WHAT IS REQUIRED:
Say how many lines hold the string "xlabel", and nothing more.

DATA TO USE:
┄┄┄┄┄┄┄┄┄┄

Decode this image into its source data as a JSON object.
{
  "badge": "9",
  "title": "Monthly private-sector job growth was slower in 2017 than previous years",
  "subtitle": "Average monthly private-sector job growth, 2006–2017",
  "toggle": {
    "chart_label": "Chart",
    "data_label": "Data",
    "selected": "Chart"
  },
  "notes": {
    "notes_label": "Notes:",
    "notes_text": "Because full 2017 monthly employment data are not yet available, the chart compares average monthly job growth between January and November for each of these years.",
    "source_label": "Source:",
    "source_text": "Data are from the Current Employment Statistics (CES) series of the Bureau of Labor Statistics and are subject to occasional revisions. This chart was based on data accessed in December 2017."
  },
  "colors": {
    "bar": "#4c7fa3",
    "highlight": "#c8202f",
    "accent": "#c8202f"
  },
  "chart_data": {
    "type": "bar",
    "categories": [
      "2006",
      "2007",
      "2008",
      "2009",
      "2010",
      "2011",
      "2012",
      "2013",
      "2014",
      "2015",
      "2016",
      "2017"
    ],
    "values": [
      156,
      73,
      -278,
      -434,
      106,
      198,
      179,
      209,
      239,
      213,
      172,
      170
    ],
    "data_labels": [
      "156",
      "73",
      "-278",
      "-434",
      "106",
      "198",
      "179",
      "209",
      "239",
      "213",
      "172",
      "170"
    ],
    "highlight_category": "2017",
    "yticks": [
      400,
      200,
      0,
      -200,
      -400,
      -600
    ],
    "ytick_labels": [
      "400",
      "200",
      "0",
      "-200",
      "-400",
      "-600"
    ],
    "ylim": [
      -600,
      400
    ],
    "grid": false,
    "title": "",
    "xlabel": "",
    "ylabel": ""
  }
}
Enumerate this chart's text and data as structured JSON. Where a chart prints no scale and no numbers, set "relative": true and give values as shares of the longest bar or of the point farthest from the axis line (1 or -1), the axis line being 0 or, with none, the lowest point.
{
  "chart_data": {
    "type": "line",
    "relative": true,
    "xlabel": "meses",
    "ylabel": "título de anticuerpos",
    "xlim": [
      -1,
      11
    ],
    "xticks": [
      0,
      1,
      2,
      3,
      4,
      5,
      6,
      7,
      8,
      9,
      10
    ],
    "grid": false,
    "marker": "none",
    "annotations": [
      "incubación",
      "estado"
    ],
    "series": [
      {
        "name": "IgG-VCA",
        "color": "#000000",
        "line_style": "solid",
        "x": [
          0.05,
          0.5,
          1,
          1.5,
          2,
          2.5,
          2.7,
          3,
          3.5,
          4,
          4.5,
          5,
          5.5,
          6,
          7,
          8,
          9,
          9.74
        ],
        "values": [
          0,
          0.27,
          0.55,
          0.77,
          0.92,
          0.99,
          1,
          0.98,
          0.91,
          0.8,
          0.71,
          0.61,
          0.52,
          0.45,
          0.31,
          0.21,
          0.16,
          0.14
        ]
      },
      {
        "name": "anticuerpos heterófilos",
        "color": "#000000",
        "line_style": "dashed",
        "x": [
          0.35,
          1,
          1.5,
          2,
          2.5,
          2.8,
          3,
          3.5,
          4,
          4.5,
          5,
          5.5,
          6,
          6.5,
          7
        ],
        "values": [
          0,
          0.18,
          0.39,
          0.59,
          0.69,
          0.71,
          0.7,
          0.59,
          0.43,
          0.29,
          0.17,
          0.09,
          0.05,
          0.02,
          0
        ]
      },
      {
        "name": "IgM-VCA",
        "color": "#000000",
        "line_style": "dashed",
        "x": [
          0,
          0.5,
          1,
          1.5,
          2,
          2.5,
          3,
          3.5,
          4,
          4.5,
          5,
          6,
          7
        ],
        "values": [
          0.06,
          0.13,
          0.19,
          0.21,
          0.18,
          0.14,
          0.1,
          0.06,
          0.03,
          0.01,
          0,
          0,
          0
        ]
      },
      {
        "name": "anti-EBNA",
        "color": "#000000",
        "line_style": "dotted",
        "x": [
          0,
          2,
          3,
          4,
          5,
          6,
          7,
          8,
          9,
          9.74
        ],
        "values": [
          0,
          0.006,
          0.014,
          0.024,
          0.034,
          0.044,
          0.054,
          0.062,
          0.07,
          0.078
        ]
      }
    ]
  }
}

┄┄┄┄┄┄┄┄┄┄

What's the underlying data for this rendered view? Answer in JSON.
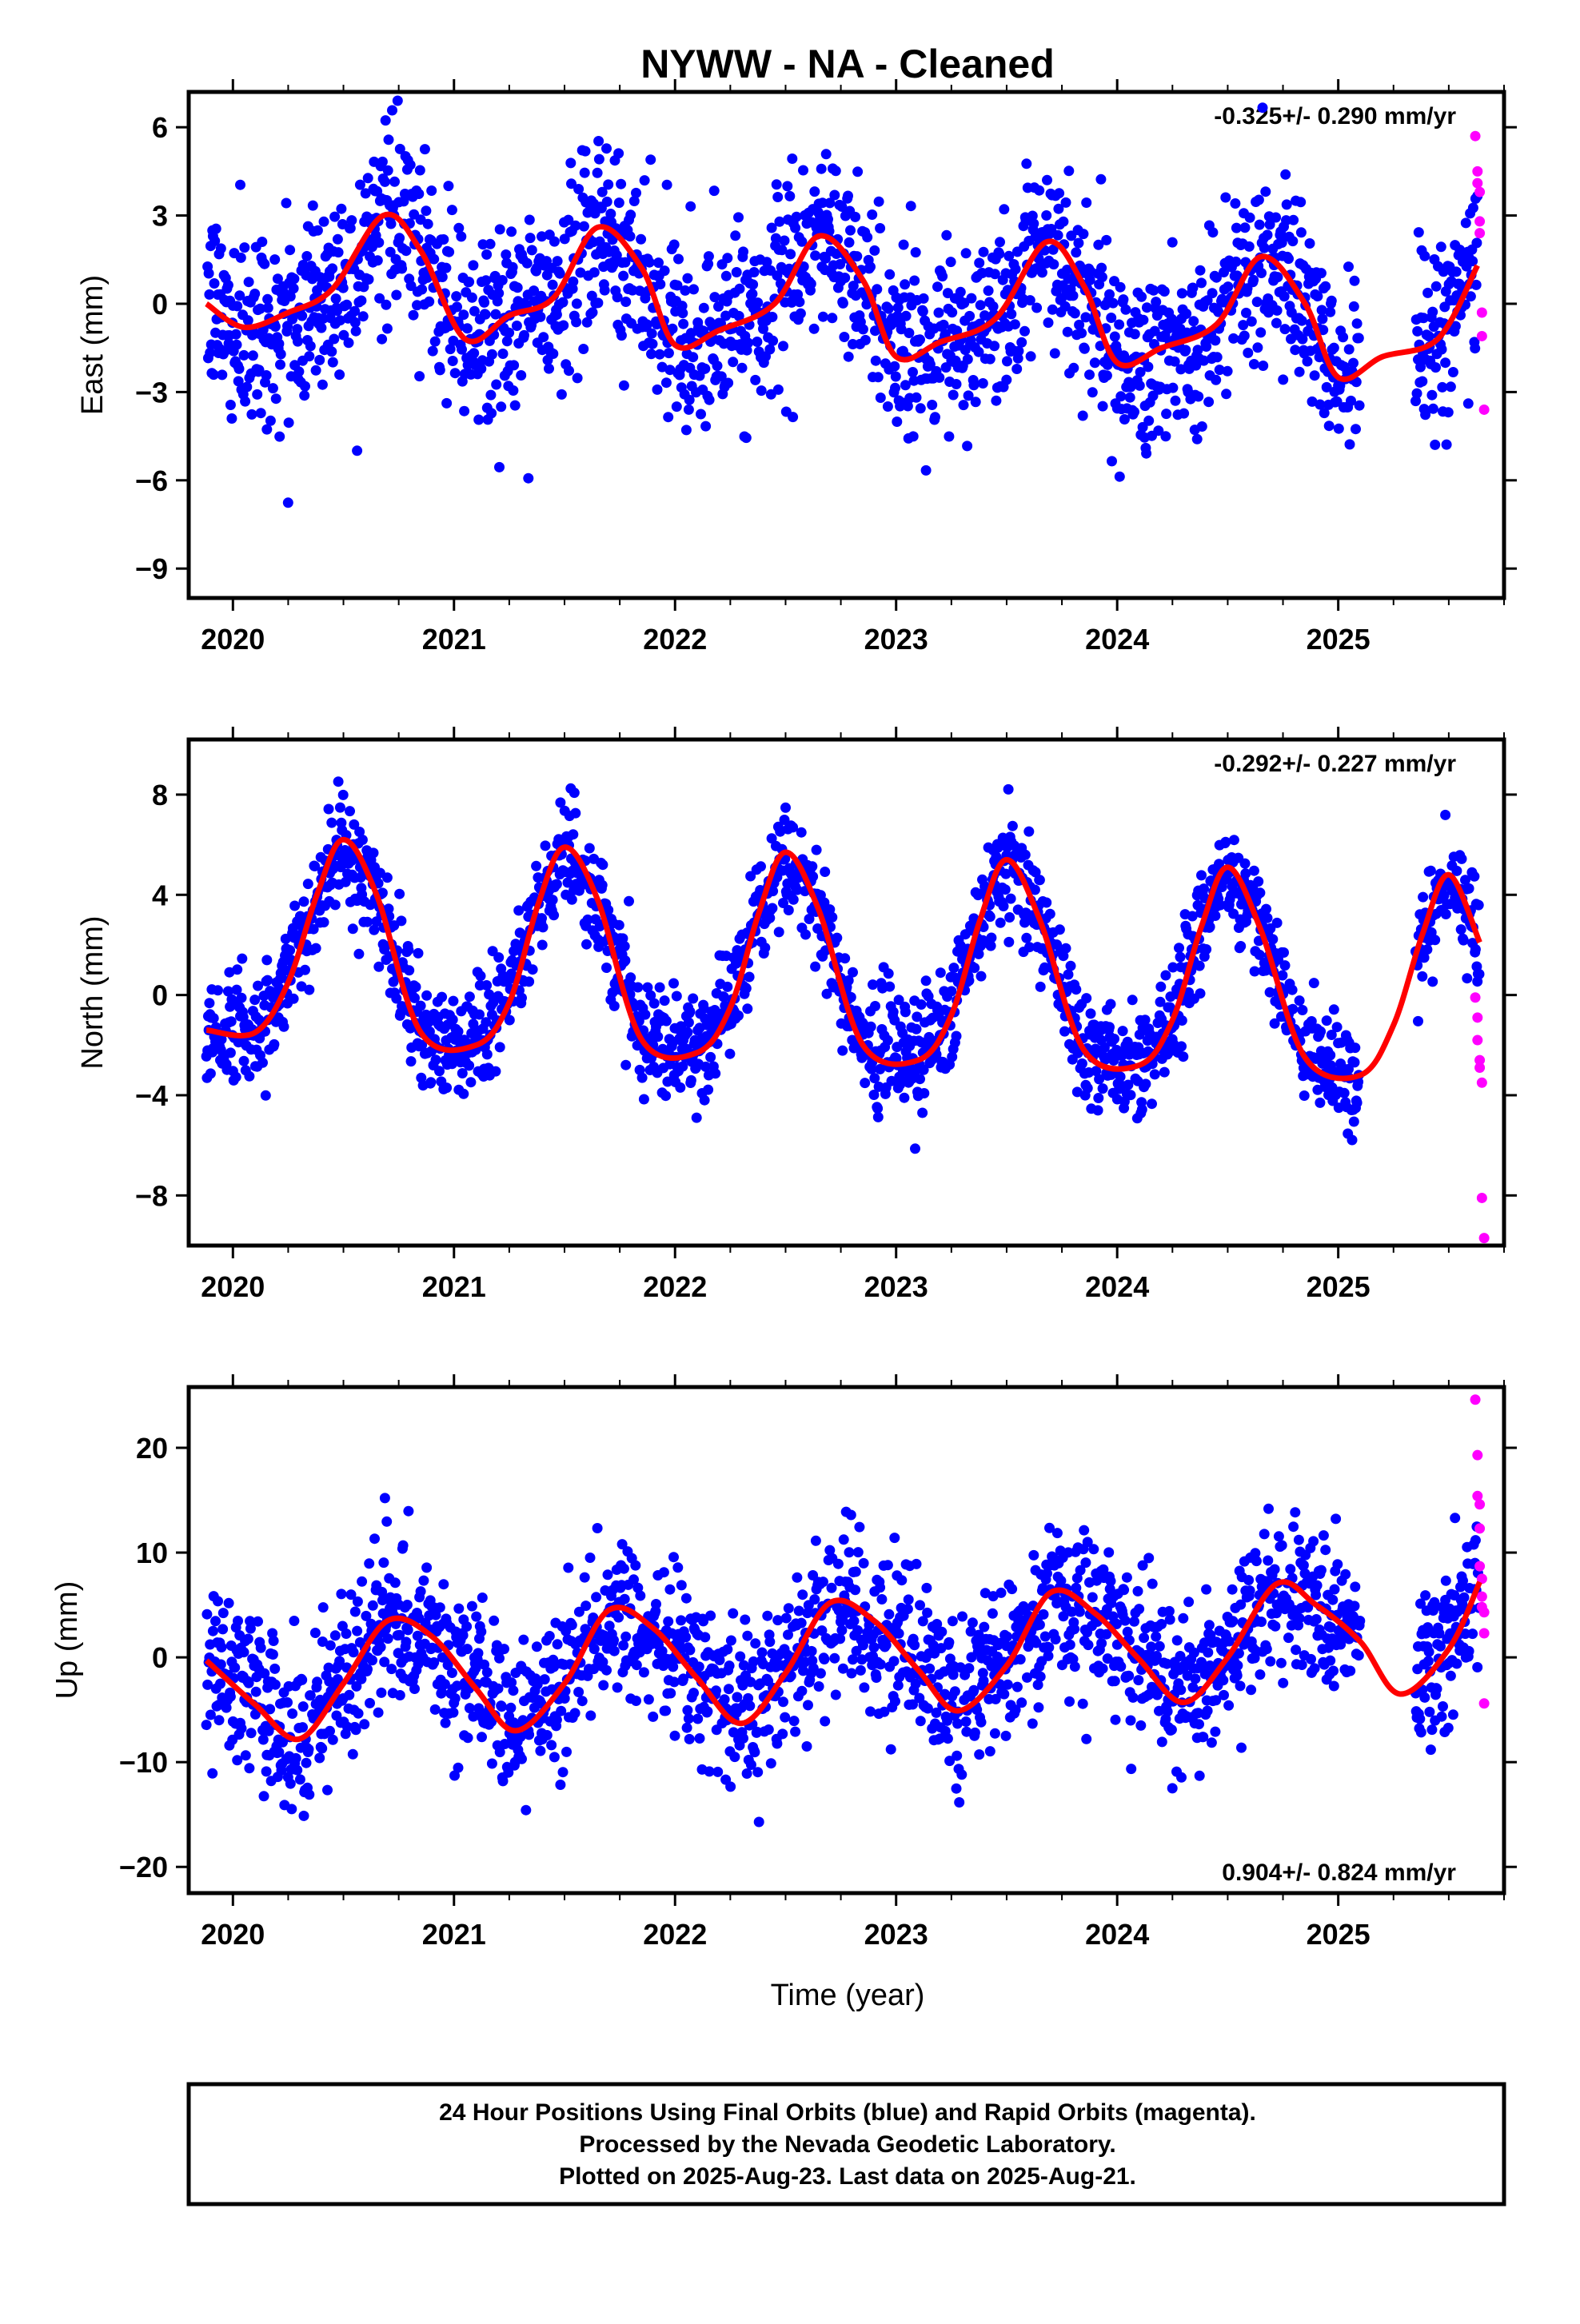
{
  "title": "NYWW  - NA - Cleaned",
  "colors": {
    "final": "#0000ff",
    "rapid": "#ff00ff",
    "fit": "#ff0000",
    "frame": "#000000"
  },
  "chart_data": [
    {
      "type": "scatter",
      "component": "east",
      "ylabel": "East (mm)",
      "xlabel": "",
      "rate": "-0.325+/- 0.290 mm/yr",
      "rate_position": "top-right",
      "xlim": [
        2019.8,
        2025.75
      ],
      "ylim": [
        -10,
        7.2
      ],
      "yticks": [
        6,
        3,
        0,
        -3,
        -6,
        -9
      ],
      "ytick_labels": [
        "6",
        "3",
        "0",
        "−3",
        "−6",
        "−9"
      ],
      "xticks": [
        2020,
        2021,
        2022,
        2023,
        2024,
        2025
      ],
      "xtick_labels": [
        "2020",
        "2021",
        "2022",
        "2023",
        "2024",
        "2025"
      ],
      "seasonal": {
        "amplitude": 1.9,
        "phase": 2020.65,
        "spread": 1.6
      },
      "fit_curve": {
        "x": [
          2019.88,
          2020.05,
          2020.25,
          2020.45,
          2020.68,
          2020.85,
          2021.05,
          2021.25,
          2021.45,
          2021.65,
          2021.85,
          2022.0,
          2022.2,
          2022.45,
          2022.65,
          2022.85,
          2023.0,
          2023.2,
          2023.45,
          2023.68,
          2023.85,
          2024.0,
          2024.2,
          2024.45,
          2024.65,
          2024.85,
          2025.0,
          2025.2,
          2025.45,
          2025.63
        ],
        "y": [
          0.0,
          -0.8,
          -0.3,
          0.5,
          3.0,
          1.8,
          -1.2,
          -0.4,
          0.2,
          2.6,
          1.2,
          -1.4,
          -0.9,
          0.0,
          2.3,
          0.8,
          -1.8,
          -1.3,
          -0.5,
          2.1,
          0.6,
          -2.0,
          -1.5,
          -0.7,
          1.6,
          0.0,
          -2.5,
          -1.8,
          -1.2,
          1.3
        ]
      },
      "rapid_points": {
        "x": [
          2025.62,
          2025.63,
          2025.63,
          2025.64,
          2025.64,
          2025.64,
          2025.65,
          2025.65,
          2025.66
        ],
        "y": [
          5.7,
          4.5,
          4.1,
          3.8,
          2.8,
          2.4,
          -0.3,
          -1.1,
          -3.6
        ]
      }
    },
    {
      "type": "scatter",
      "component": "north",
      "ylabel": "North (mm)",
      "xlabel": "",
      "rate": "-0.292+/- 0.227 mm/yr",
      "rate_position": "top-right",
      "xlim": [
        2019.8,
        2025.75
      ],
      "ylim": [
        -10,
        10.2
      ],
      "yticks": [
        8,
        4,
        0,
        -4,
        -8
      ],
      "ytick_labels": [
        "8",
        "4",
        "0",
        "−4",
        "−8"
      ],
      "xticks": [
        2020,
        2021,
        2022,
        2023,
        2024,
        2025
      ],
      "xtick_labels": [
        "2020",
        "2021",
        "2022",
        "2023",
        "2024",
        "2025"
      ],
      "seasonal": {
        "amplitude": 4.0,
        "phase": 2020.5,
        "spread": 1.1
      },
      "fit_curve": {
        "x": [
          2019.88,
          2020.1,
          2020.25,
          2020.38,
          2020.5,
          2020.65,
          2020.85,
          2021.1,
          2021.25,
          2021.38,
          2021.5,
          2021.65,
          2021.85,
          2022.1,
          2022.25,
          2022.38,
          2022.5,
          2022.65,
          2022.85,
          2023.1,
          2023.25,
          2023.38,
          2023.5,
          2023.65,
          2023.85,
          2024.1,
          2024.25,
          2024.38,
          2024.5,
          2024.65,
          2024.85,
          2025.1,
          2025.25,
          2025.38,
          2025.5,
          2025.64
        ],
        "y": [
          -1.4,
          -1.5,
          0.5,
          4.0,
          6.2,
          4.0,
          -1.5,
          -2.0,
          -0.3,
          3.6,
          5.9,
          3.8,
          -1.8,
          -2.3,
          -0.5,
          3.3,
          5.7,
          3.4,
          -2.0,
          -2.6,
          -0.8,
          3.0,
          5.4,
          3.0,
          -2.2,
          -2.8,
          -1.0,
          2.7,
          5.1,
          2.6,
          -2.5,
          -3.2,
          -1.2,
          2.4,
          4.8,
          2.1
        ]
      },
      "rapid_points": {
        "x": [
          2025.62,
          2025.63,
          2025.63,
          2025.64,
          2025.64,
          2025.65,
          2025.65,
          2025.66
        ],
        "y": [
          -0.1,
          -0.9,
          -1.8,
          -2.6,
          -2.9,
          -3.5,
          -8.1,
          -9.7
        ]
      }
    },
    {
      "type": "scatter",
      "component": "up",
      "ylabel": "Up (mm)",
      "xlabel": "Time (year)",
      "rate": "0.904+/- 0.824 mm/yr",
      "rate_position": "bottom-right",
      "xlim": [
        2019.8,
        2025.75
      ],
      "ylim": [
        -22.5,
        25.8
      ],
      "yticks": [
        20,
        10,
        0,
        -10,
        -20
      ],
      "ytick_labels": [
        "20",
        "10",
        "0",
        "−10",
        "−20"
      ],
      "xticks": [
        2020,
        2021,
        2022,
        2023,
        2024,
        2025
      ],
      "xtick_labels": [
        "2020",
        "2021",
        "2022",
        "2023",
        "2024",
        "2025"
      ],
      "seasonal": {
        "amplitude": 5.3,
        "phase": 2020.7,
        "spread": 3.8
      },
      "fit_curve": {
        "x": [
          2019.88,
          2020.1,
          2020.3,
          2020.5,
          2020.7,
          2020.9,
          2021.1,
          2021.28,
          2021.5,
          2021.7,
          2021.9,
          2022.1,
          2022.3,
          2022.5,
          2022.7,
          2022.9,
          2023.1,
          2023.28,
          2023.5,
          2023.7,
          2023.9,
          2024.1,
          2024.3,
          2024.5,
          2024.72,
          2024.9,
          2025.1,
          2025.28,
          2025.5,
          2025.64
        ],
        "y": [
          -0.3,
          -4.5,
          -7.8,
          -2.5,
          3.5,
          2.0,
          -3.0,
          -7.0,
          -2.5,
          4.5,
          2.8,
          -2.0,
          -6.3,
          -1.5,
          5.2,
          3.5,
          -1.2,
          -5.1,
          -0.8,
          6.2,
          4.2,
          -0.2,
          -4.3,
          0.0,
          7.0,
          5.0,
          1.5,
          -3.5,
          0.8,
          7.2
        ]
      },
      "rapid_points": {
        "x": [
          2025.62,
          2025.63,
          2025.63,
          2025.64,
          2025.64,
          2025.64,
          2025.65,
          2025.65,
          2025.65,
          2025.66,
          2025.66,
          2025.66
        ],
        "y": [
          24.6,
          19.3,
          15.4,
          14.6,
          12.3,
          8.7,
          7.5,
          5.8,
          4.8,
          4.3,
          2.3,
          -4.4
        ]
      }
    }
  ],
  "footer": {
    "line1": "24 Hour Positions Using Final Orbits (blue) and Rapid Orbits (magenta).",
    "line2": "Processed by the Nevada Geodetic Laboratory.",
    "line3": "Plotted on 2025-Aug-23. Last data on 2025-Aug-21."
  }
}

┄┄┄┄┄┄┄┄┄┄

CORRECT RESULT:
5